Requirement: Return all the entries exactly, keeping pictures out.

======== Dataset rows

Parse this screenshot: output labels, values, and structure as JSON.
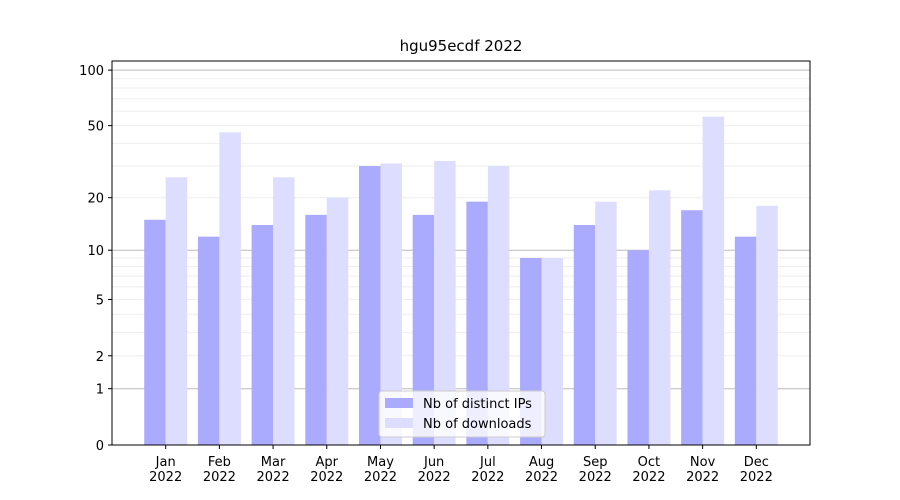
{
  "chart_data": {
    "type": "bar",
    "title": "hgu95ecdf 2022",
    "categories": [
      "Jan\n2022",
      "Feb\n2022",
      "Mar\n2022",
      "Apr\n2022",
      "May\n2022",
      "Jun\n2022",
      "Jul\n2022",
      "Aug\n2022",
      "Sep\n2022",
      "Oct\n2022",
      "Nov\n2022",
      "Dec\n2022"
    ],
    "series": [
      {
        "name": "Nb of distinct IPs",
        "color": "#aaaaff",
        "values": [
          15,
          12,
          14,
          16,
          30,
          16,
          19,
          9,
          14,
          10,
          17,
          12
        ]
      },
      {
        "name": "Nb of downloads",
        "color": "#ddddff",
        "values": [
          26,
          46,
          26,
          20,
          31,
          32,
          30,
          9,
          19,
          22,
          56,
          18
        ]
      }
    ],
    "yscale": "log1p",
    "ylim": [
      0,
      112
    ],
    "yticks": [
      0,
      1,
      2,
      5,
      10,
      20,
      50,
      100
    ],
    "major_grid": [
      1,
      10,
      100
    ],
    "minor_grid": [
      2,
      3,
      4,
      5,
      6,
      7,
      8,
      9,
      20,
      30,
      40,
      50,
      60,
      70,
      80,
      90
    ],
    "grid": true,
    "legend": "lower center"
  }
}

================

Solution to this exercise:
Parse this screenshot: output labels, values, and structure as JSON.
{
  "chart_data": {
    "type": "bar",
    "title": "hgu95ecdf 2022",
    "categories": [
      "Jan\n2022",
      "Feb\n2022",
      "Mar\n2022",
      "Apr\n2022",
      "May\n2022",
      "Jun\n2022",
      "Jul\n2022",
      "Aug\n2022",
      "Sep\n2022",
      "Oct\n2022",
      "Nov\n2022",
      "Dec\n2022"
    ],
    "series": [
      {
        "name": "Nb of distinct IPs",
        "color": "#aaaaff",
        "values": [
          15,
          12,
          14,
          16,
          30,
          16,
          19,
          9,
          14,
          10,
          17,
          12
        ]
      },
      {
        "name": "Nb of downloads",
        "color": "#ddddff",
        "values": [
          26,
          46,
          26,
          20,
          31,
          32,
          30,
          9,
          19,
          22,
          56,
          18
        ]
      }
    ],
    "yscale": "log1p",
    "ylim": [
      0,
      112
    ],
    "yticks": [
      0,
      1,
      2,
      5,
      10,
      20,
      50,
      100
    ],
    "major_grid": [
      1,
      10,
      100
    ],
    "minor_grid": [
      2,
      3,
      4,
      5,
      6,
      7,
      8,
      9,
      20,
      30,
      40,
      50,
      60,
      70,
      80,
      90
    ],
    "grid": true,
    "legend": "lower center"
  }
}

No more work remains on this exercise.